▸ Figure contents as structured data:
···
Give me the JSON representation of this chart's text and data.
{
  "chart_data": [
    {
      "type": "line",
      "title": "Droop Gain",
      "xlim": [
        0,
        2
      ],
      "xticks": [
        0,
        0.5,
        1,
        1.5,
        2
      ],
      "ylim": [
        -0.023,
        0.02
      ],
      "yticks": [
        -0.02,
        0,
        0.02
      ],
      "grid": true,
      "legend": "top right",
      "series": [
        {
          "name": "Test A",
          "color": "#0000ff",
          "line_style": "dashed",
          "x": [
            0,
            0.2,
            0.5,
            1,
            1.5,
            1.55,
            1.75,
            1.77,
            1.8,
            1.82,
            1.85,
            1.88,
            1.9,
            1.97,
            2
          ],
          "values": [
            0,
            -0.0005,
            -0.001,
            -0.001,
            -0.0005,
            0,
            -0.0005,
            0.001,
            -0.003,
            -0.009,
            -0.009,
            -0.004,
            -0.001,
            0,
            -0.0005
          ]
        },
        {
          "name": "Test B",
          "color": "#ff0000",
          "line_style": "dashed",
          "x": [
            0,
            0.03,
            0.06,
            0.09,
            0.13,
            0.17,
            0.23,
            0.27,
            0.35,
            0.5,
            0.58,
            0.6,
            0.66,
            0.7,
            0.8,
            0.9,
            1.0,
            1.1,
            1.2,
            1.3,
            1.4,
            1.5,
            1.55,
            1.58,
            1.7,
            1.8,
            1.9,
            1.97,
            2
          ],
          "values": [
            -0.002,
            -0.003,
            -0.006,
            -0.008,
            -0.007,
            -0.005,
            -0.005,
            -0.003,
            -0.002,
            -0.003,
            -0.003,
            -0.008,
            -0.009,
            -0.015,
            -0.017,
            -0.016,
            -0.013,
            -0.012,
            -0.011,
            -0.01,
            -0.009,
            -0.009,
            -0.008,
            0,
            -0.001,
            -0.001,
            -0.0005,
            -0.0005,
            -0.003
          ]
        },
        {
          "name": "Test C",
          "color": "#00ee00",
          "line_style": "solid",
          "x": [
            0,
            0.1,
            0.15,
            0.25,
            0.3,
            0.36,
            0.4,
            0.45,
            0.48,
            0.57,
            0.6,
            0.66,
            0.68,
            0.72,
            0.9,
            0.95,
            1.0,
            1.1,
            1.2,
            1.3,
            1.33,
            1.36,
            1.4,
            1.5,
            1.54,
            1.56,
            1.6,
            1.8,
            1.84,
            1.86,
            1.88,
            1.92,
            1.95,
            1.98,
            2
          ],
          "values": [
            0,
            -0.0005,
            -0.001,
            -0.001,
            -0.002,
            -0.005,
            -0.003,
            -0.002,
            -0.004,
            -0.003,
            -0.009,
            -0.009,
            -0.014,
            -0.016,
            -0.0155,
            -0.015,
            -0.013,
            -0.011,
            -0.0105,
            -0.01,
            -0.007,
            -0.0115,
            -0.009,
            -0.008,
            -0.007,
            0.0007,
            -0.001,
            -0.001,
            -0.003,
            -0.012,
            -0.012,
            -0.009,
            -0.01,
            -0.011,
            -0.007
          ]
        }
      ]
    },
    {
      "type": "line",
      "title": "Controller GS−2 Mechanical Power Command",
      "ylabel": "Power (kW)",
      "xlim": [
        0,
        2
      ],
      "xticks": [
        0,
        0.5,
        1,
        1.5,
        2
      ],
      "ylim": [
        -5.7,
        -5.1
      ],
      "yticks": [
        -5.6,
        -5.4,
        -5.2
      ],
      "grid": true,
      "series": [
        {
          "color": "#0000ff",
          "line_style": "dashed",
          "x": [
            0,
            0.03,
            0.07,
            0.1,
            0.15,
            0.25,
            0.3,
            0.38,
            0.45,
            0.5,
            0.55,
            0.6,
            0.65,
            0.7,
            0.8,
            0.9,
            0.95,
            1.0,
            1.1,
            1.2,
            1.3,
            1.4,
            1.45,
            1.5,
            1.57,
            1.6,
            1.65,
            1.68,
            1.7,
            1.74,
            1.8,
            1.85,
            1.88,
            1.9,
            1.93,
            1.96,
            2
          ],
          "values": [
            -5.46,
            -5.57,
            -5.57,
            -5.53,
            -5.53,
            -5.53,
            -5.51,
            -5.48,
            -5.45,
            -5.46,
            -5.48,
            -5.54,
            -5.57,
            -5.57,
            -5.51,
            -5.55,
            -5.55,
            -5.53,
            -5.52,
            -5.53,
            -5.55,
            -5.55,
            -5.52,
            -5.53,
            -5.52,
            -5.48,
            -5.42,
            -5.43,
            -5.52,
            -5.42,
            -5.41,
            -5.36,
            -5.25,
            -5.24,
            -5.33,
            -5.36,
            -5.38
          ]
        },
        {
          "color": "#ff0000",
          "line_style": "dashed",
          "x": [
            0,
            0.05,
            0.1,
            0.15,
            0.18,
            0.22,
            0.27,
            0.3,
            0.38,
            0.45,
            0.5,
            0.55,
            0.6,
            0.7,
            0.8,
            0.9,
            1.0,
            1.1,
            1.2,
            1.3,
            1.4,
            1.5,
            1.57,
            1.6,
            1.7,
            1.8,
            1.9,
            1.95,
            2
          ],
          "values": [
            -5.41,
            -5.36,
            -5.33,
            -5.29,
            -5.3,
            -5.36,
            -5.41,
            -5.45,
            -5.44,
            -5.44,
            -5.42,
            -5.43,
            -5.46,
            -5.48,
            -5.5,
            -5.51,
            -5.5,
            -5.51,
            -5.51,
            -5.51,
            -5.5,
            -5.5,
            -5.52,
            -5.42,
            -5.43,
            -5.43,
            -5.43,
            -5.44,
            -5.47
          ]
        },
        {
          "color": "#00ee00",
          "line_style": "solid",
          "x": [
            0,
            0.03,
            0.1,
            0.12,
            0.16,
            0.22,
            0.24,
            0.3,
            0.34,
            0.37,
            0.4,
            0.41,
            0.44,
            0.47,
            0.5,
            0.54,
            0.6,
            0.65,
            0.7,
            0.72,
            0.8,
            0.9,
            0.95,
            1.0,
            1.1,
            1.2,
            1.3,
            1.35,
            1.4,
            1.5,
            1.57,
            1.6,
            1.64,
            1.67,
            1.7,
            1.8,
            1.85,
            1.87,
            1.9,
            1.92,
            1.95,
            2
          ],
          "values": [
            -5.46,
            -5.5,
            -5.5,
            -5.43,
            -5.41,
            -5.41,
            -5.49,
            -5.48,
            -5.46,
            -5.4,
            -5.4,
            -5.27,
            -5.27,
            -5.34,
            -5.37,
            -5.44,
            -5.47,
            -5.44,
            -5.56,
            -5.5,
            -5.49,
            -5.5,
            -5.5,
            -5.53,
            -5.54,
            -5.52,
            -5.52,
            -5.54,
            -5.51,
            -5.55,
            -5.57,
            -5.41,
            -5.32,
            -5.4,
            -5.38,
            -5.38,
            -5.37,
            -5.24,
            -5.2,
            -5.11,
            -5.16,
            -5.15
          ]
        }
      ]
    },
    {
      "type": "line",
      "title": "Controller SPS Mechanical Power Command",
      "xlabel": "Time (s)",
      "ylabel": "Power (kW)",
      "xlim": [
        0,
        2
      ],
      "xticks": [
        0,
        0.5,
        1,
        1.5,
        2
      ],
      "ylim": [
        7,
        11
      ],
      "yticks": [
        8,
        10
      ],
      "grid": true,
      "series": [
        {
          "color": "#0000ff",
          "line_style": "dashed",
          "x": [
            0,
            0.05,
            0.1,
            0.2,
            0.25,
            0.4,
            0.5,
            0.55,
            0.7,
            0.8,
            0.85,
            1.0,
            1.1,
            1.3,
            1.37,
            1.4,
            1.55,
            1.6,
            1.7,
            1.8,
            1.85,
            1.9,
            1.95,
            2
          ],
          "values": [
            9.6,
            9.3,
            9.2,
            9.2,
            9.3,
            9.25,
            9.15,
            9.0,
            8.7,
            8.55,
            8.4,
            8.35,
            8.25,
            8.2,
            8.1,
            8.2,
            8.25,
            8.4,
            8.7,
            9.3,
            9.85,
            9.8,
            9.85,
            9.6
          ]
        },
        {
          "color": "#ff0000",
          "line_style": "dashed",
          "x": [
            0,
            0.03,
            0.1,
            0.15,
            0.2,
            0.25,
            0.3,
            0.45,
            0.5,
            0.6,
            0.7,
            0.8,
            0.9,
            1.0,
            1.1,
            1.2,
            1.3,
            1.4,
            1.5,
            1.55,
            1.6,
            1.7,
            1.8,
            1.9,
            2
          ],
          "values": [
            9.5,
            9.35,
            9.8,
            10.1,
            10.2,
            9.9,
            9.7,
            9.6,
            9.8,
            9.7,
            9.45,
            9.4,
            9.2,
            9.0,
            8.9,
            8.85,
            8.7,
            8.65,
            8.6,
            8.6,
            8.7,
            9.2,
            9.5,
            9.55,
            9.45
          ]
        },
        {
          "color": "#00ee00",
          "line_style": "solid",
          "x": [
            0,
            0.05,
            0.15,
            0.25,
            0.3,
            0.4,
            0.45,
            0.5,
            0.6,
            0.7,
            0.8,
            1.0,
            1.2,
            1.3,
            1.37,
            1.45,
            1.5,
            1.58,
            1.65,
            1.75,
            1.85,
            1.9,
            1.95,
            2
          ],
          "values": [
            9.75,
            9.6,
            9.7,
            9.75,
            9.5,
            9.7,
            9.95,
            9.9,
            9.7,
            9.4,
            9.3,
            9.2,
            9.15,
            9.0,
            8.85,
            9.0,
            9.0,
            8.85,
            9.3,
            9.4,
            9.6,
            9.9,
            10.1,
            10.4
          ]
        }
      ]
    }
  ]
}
···
▸ What to produce: Gather all the lines that include the word "Mechanical" and copy them out.

▸ Solved problem:
      "title": "Controller GS−2 Mechanical Power Command",
      "title": "Controller SPS Mechanical Power Command",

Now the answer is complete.